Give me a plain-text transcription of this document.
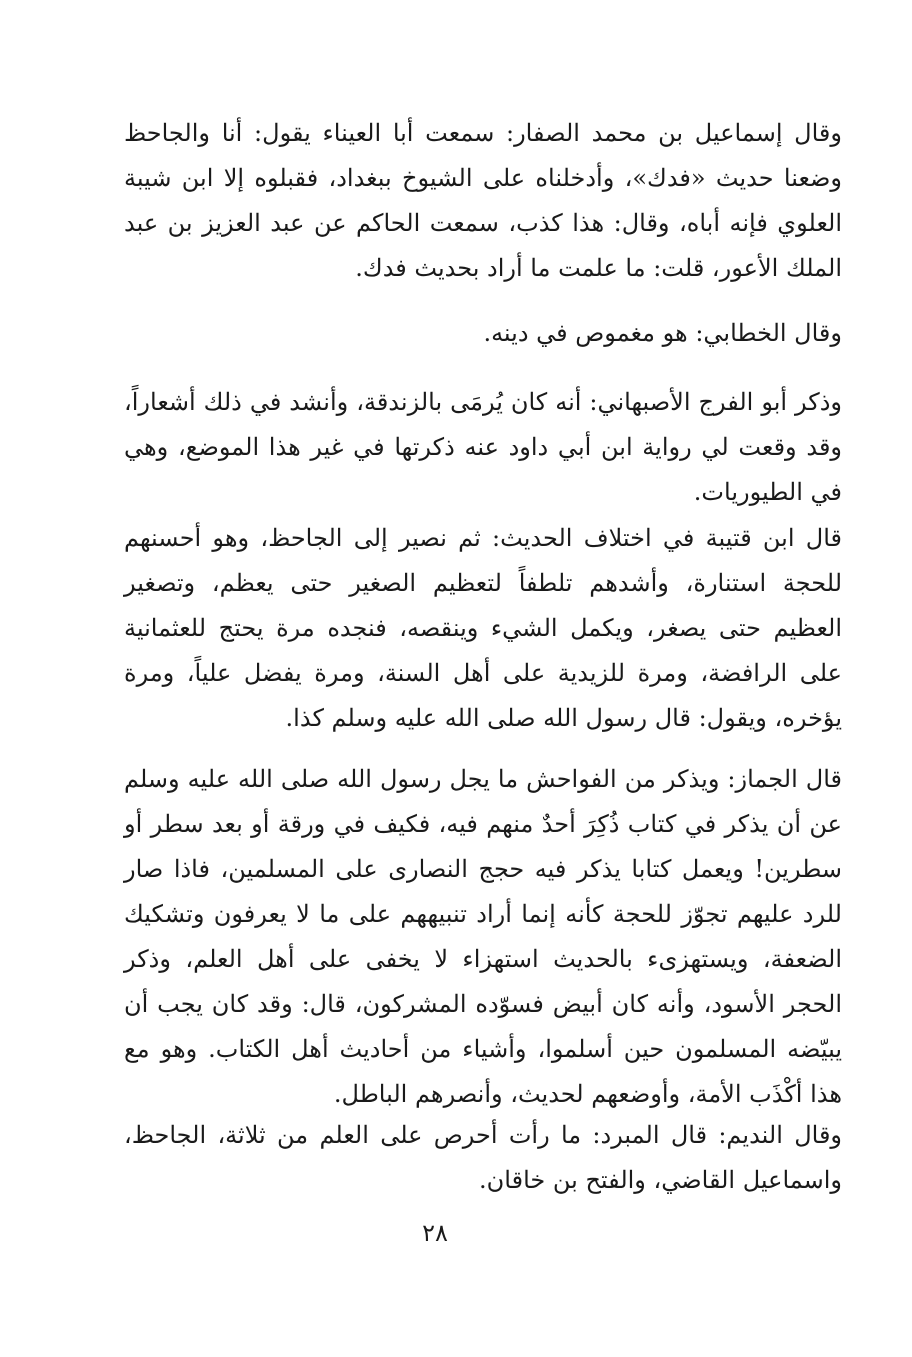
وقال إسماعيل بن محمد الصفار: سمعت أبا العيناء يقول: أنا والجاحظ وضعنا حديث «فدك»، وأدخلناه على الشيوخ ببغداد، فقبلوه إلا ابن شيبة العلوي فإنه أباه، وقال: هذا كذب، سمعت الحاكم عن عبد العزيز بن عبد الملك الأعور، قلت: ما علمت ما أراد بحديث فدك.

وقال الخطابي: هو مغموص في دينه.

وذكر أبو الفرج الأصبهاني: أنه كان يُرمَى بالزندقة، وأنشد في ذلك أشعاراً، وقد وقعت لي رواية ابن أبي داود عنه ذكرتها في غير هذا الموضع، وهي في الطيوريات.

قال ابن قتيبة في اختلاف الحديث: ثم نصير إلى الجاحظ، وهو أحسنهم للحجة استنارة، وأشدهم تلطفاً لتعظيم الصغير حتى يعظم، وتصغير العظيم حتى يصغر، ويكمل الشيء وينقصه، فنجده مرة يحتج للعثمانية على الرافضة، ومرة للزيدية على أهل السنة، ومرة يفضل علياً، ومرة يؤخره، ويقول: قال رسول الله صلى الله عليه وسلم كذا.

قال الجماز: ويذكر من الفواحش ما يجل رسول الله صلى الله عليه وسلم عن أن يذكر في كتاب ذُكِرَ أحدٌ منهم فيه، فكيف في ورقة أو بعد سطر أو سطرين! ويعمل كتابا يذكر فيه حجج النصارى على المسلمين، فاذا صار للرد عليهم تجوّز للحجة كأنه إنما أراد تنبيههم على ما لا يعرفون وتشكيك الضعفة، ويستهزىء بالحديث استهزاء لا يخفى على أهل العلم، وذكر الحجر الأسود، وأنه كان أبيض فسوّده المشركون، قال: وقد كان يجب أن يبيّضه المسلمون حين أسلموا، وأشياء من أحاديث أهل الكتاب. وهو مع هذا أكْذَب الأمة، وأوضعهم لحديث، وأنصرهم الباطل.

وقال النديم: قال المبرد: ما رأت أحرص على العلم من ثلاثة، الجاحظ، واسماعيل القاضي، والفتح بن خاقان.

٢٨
· · ·
_Instructions for the task_
Show, from the material above, each line that includes the string "وقال".

_Task result_
وقال إسماعيل بن محمد الصفار: سمعت أبا العيناء يقول: أنا والجاحظ وضعنا حديث «فدك»، وأدخلناه على الشيوخ ببغداد، فقبلوه إلا ابن شيبة العلوي فإنه أباه، وقال: هذا كذب، سمعت الحاكم عن عبد العزيز بن عبد الملك الأعور، قلت: ما علمت ما أراد بحديث فدك.
وقال الخطابي: هو مغموص في دينه.
وقال النديم: قال المبرد: ما رأت أحرص على العلم من ثلاثة، الجاحظ، واسماعيل القاضي، والفتح بن خاقان.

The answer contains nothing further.